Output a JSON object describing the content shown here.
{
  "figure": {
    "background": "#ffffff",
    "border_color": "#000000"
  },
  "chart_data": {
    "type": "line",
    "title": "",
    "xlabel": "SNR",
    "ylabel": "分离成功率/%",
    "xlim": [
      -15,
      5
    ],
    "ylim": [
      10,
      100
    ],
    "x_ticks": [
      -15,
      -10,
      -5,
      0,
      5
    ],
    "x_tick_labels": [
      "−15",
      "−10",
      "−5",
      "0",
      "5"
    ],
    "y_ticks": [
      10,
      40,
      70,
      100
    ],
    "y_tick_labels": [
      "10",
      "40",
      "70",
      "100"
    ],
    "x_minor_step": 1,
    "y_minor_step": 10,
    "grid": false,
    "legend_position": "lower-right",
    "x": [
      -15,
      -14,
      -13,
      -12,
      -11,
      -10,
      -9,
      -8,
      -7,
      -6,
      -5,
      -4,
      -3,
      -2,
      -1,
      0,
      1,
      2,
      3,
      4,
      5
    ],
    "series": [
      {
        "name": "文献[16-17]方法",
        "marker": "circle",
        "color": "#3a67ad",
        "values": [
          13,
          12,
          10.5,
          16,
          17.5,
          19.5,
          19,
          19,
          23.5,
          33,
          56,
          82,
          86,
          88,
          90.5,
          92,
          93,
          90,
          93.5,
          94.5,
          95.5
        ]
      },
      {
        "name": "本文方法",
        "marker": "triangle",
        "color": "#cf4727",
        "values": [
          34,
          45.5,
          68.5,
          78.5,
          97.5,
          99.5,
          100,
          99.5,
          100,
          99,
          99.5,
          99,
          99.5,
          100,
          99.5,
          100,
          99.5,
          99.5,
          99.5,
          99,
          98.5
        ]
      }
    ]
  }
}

■ EXERCISE REQUIREMENTS ■
Transcribe every entry exactly.

■ FULL SOLUTION ■
Output a JSON object describing the content shown here.
{
  "figure": {
    "background": "#ffffff",
    "border_color": "#000000"
  },
  "chart_data": {
    "type": "line",
    "title": "",
    "xlabel": "SNR",
    "ylabel": "分离成功率/%",
    "xlim": [
      -15,
      5
    ],
    "ylim": [
      10,
      100
    ],
    "x_ticks": [
      -15,
      -10,
      -5,
      0,
      5
    ],
    "x_tick_labels": [
      "−15",
      "−10",
      "−5",
      "0",
      "5"
    ],
    "y_ticks": [
      10,
      40,
      70,
      100
    ],
    "y_tick_labels": [
      "10",
      "40",
      "70",
      "100"
    ],
    "x_minor_step": 1,
    "y_minor_step": 10,
    "grid": false,
    "legend_position": "lower-right",
    "x": [
      -15,
      -14,
      -13,
      -12,
      -11,
      -10,
      -9,
      -8,
      -7,
      -6,
      -5,
      -4,
      -3,
      -2,
      -1,
      0,
      1,
      2,
      3,
      4,
      5
    ],
    "series": [
      {
        "name": "文献[16-17]方法",
        "marker": "circle",
        "color": "#3a67ad",
        "values": [
          13,
          12,
          10.5,
          16,
          17.5,
          19.5,
          19,
          19,
          23.5,
          33,
          56,
          82,
          86,
          88,
          90.5,
          92,
          93,
          90,
          93.5,
          94.5,
          95.5
        ]
      },
      {
        "name": "本文方法",
        "marker": "triangle",
        "color": "#cf4727",
        "values": [
          34,
          45.5,
          68.5,
          78.5,
          97.5,
          99.5,
          100,
          99.5,
          100,
          99,
          99.5,
          99,
          99.5,
          100,
          99.5,
          100,
          99.5,
          99.5,
          99.5,
          99,
          98.5
        ]
      }
    ]
  }
}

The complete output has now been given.